**What the task requires:** Print out the entries below with no edits.

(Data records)

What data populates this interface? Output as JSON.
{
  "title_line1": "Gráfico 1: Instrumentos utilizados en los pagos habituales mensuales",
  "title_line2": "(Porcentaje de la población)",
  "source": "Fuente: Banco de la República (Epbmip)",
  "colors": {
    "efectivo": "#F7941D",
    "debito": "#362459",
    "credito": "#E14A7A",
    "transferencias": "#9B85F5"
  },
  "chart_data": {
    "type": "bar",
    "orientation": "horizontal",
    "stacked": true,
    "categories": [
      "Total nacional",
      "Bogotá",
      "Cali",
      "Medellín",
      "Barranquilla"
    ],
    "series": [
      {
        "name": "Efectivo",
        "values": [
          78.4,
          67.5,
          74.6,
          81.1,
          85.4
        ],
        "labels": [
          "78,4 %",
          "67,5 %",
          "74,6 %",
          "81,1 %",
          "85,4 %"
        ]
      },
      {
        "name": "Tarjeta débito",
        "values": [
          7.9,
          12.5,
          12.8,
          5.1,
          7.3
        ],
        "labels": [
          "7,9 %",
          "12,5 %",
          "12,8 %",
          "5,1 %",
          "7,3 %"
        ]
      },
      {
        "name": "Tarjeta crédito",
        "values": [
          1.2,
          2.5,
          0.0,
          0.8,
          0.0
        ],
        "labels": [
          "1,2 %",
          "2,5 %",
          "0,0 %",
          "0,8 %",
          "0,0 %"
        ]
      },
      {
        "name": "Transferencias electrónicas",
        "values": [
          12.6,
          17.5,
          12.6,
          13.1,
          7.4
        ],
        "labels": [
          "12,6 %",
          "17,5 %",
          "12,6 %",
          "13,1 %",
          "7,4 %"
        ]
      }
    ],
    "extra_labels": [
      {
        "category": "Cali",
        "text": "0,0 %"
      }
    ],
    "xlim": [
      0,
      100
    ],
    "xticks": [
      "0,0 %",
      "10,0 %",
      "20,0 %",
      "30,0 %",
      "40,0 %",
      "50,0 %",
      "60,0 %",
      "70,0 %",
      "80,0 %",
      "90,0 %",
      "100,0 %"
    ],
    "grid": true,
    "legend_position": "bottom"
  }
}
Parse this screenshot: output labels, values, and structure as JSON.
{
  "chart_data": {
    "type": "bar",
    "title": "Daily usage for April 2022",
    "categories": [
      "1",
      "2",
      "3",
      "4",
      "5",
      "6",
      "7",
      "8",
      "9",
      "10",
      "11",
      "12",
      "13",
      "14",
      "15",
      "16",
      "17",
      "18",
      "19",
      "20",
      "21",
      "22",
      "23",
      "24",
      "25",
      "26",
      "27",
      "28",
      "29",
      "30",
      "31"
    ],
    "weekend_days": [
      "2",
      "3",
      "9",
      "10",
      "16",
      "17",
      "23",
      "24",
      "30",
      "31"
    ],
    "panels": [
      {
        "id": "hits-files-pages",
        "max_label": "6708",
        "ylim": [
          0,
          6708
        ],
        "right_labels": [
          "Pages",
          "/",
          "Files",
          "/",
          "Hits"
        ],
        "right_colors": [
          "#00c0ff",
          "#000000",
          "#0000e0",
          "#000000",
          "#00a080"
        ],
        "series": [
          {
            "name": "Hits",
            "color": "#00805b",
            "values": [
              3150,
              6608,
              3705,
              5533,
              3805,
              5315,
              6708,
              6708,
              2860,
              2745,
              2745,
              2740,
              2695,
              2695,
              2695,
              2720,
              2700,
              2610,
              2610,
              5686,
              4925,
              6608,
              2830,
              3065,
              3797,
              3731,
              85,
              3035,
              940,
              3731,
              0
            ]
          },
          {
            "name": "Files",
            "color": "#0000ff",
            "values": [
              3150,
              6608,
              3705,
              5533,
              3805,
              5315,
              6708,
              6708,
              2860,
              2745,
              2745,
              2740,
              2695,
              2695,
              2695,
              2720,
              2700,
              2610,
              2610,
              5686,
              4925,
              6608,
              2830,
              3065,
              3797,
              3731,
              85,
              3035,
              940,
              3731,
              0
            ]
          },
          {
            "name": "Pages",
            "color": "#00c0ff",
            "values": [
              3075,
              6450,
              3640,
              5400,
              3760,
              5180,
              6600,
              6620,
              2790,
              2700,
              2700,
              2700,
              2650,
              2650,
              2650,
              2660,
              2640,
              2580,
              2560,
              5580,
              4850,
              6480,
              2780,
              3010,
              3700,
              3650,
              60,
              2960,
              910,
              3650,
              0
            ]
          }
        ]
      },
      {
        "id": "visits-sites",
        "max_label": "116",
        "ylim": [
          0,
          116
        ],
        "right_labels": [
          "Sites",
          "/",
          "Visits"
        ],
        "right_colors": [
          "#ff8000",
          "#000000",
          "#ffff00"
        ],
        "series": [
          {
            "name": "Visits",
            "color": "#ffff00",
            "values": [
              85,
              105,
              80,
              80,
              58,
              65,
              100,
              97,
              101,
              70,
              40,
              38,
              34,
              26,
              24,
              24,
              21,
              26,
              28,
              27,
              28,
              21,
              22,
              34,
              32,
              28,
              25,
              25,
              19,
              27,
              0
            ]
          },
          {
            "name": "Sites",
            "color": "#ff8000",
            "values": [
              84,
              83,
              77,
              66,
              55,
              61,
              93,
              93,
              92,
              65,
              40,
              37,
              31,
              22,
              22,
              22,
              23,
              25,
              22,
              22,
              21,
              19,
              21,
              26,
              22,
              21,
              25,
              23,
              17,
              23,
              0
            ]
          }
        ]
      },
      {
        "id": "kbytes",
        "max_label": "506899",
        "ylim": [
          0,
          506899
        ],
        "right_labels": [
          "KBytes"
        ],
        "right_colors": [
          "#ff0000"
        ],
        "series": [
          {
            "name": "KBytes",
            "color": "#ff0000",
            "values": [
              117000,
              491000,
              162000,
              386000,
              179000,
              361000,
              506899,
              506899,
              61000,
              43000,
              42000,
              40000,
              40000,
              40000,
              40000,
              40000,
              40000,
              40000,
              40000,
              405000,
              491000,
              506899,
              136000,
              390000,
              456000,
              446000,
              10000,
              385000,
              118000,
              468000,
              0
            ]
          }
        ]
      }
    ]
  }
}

**Final result:**
What data populates this interface? Output as JSON.
{
  "title_line1": "Gráfico 1: Instrumentos utilizados en los pagos habituales mensuales",
  "title_line2": "(Porcentaje de la población)",
  "source": "Fuente: Banco de la República (Epbmip)",
  "colors": {
    "efectivo": "#F7941D",
    "debito": "#362459",
    "credito": "#E14A7A",
    "transferencias": "#9B85F5"
  },
  "chart_data": {
    "type": "bar",
    "orientation": "horizontal",
    "stacked": true,
    "categories": [
      "Total nacional",
      "Bogotá",
      "Cali",
      "Medellín",
      "Barranquilla"
    ],
    "series": [
      {
        "name": "Efectivo",
        "values": [
          78.4,
          67.5,
          74.6,
          81.1,
          85.4
        ],
        "labels": [
          "78,4 %",
          "67,5 %",
          "74,6 %",
          "81,1 %",
          "85,4 %"
        ]
      },
      {
        "name": "Tarjeta débito",
        "values": [
          7.9,
          12.5,
          12.8,
          5.1,
          7.3
        ],
        "labels": [
          "7,9 %",
          "12,5 %",
          "12,8 %",
          "5,1 %",
          "7,3 %"
        ]
      },
      {
        "name": "Tarjeta crédito",
        "values": [
          1.2,
          2.5,
          0.0,
          0.8,
          0.0
        ],
        "labels": [
          "1,2 %",
          "2,5 %",
          "0,0 %",
          "0,8 %",
          "0,0 %"
        ]
      },
      {
        "name": "Transferencias electrónicas",
        "values": [
          12.6,
          17.5,
          12.6,
          13.1,
          7.4
        ],
        "labels": [
          "12,6 %",
          "17,5 %",
          "12,6 %",
          "13,1 %",
          "7,4 %"
        ]
      }
    ],
    "extra_labels": [
      {
        "category": "Cali",
        "text": "0,0 %"
      }
    ],
    "xlim": [
      0,
      100
    ],
    "xticks": [
      "0,0 %",
      "10,0 %",
      "20,0 %",
      "30,0 %",
      "40,0 %",
      "50,0 %",
      "60,0 %",
      "70,0 %",
      "80,0 %",
      "90,0 %",
      "100,0 %"
    ],
    "grid": true,
    "legend_position": "bottom"
  }
}
Parse this screenshot: output labels, values, and structure as JSON.
{
  "chart_data": {
    "type": "bar",
    "title": "Daily usage for April 2022",
    "categories": [
      "1",
      "2",
      "3",
      "4",
      "5",
      "6",
      "7",
      "8",
      "9",
      "10",
      "11",
      "12",
      "13",
      "14",
      "15",
      "16",
      "17",
      "18",
      "19",
      "20",
      "21",
      "22",
      "23",
      "24",
      "25",
      "26",
      "27",
      "28",
      "29",
      "30",
      "31"
    ],
    "weekend_days": [
      "2",
      "3",
      "9",
      "10",
      "16",
      "17",
      "23",
      "24",
      "30",
      "31"
    ],
    "panels": [
      {
        "id": "hits-files-pages",
        "max_label": "6708",
        "ylim": [
          0,
          6708
        ],
        "right_labels": [
          "Pages",
          "/",
          "Files",
          "/",
          "Hits"
        ],
        "right_colors": [
          "#00c0ff",
          "#000000",
          "#0000e0",
          "#000000",
          "#00a080"
        ],
        "series": [
          {
            "name": "Hits",
            "color": "#00805b",
            "values": [
              3150,
              6608,
              3705,
              5533,
              3805,
              5315,
              6708,
              6708,
              2860,
              2745,
              2745,
              2740,
              2695,
              2695,
              2695,
              2720,
              2700,
              2610,
              2610,
              5686,
              4925,
              6608,
              2830,
              3065,
              3797,
              3731,
              85,
              3035,
              940,
              3731,
              0
            ]
          },
          {
            "name": "Files",
            "color": "#0000ff",
            "values": [
              3150,
              6608,
              3705,
              5533,
              3805,
              5315,
              6708,
              6708,
              2860,
              2745,
              2745,
              2740,
              2695,
              2695,
              2695,
              2720,
              2700,
              2610,
              2610,
              5686,
              4925,
              6608,
              2830,
              3065,
              3797,
              3731,
              85,
              3035,
              940,
              3731,
              0
            ]
          },
          {
            "name": "Pages",
            "color": "#00c0ff",
            "values": [
              3075,
              6450,
              3640,
              5400,
              3760,
              5180,
              6600,
              6620,
              2790,
              2700,
              2700,
              2700,
              2650,
              2650,
              2650,
              2660,
              2640,
              2580,
              2560,
              5580,
              4850,
              6480,
              2780,
              3010,
              3700,
              3650,
              60,
              2960,
              910,
              3650,
              0
            ]
          }
        ]
      },
      {
        "id": "visits-sites",
        "max_label": "116",
        "ylim": [
          0,
          116
        ],
        "right_labels": [
          "Sites",
          "/",
          "Visits"
        ],
        "right_colors": [
          "#ff8000",
          "#000000",
          "#ffff00"
        ],
        "series": [
          {
            "name": "Visits",
            "color": "#ffff00",
            "values": [
              85,
              105,
              80,
              80,
              58,
              65,
              100,
              97,
              101,
              70,
              40,
              38,
              34,
              26,
              24,
              24,
              21,
              26,
              28,
              27,
              28,
              21,
              22,
              34,
              32,
              28,
              25,
              25,
              19,
              27,
              0
            ]
          },
          {
            "name": "Sites",
            "color": "#ff8000",
            "values": [
              84,
              83,
              77,
              66,
              55,
              61,
              93,
              93,
              92,
              65,
              40,
              37,
              31,
              22,
              22,
              22,
              23,
              25,
              22,
              22,
              21,
              19,
              21,
              26,
              22,
              21,
              25,
              23,
              17,
              23,
              0
            ]
          }
        ]
      },
      {
        "id": "kbytes",
        "max_label": "506899",
        "ylim": [
          0,
          506899
        ],
        "right_labels": [
          "KBytes"
        ],
        "right_colors": [
          "#ff0000"
        ],
        "series": [
          {
            "name": "KBytes",
            "color": "#ff0000",
            "values": [
              117000,
              491000,
              162000,
              386000,
              179000,
              361000,
              506899,
              506899,
              61000,
              43000,
              42000,
              40000,
              40000,
              40000,
              40000,
              40000,
              40000,
              40000,
              40000,
              405000,
              491000,
              506899,
              136000,
              390000,
              456000,
              446000,
              10000,
              385000,
              118000,
              468000,
              0
            ]
          }
        ]
      }
    ]
  }
}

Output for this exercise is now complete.